● **Task prompt**:
Would it be possible to write out each entry below exactly, without the pictures?

● **Stored rows**:
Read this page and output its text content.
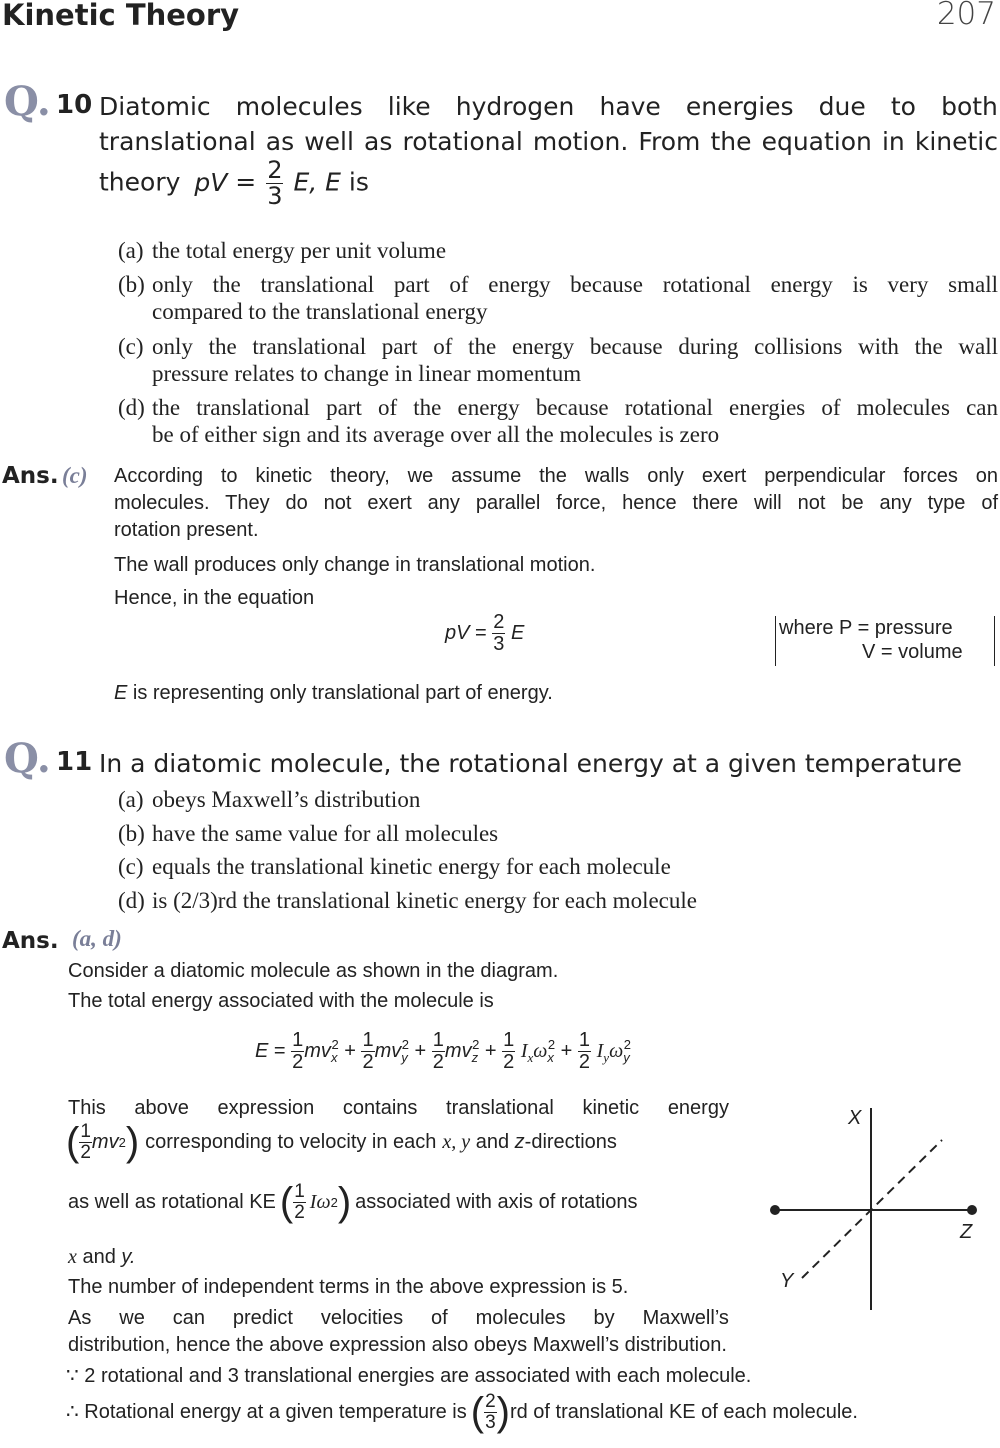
Kinetic Theory	207
Q. 10 Diatomic molecules like hydrogen have energies due to both
translational as well as rotational motion. From the equation in kinetic
theory pV = $\frac{2}{3} E$, E is
(a) the total energy per unit volume
(b) only the translational part of energy because rotational energy is very small
compared to the translational energy
(c) only the translational part of the energy because during collisions with the wall
pressure relates to change in linear momentum
(d) the translational part of the energy because rotational energies of molecules can
be of either sign and its average over all the molecules is zero
Ans. (c) According to kinetic theory, we assume the walls only exert perpendicular forces on
molecules. They do not exert any parallel force, hence there will not be any type of
rotation present.
The wall produces only change in translational motion.
Hence, in the equation
pV = $\frac{2}{3}$ E	where P = pressure
V = volume
E is representing only translational part of energy.
Q. 11 In a diatomic molecule, the rotational energy at a given temperature
(a) obeys Maxwell’s distribution
(b) have the same value for all molecules
(c) equals the translational kinetic energy for each molecule
(d) is (2/3)rd the translational kinetic energy for each molecule
Ans. (a, d)
Consider a diatomic molecule as shown in the diagram.
The total energy associated with the molecule is
$E = \frac{1}{2} mv_x^2 + \frac{1}{2} mv_y^2 + \frac{1}{2} mv_z^2 + \frac{1}{2} I_x\omega_x^2 + \frac{1}{2} I_y\omega_y^2$
This above expression contains translational kinetic energy
( $\frac{1}{2}$ mv 2 ) corresponding to velocity in each x, y and z -directions
as well as rotational KE ( $\frac{1}{2}$ I ω 2 ) associated with axis of rotations
x and y.
The number of independent terms in the above expression is 5.
As we can predict velocities of molecules by Maxwell’s
distribution, hence the above expression also obeys Maxwell’s distribution.
∵ 2 rotational and 3 translational energies are associated with each molecule.
∴ Rotational energy at a given temperature is ( $\frac{2}{3}$ ) rd of translational KE of each molecule.
X
Y
Z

● **The output**:
Read this page and output its text content.
Kinetic Theory	207
Q. 10 Diatomic molecules like hydrogen have energies due to both
translational as well as rotational motion. From the equation in kinetic
theory pV = $\frac{2}{3} E$, E is
(a) the total energy per unit volume
(b) only the translational part of energy because rotational energy is very small
compared to the translational energy
(c) only the translational part of the energy because during collisions with the wall
pressure relates to change in linear momentum
(d) the translational part of the energy because rotational energies of molecules can
be of either sign and its average over all the molecules is zero
Ans. (c) According to kinetic theory, we assume the walls only exert perpendicular forces on
molecules. They do not exert any parallel force, hence there will not be any type of
rotation present.
The wall produces only change in translational motion.
Hence, in the equation
pV = $\frac{2}{3}$ E	where P = pressure
V = volume
E is representing only translational part of energy.
Q. 11 In a diatomic molecule, the rotational energy at a given temperature
(a) obeys Maxwell’s distribution
(b) have the same value for all molecules
(c) equals the translational kinetic energy for each molecule
(d) is (2/3)rd the translational kinetic energy for each molecule
Ans. (a, d)
Consider a diatomic molecule as shown in the diagram.
The total energy associated with the molecule is
$E = \frac{1}{2} mv_x^2 + \frac{1}{2} mv_y^2 + \frac{1}{2} mv_z^2 + \frac{1}{2} I_x\omega_x^2 + \frac{1}{2} I_y\omega_y^2$
This above expression contains translational kinetic energy
( $\frac{1}{2}$ mv 2 ) corresponding to velocity in each x, y and z -directions
as well as rotational KE ( $\frac{1}{2}$ I ω 2 ) associated with axis of rotations
x and y.
The number of independent terms in the above expression is 5.
As we can predict velocities of molecules by Maxwell’s
distribution, hence the above expression also obeys Maxwell’s distribution.
∵ 2 rotational and 3 translational energies are associated with each molecule.
∴ Rotational energy at a given temperature is ( $\frac{2}{3}$ ) rd of translational KE of each molecule.
X
Y
Z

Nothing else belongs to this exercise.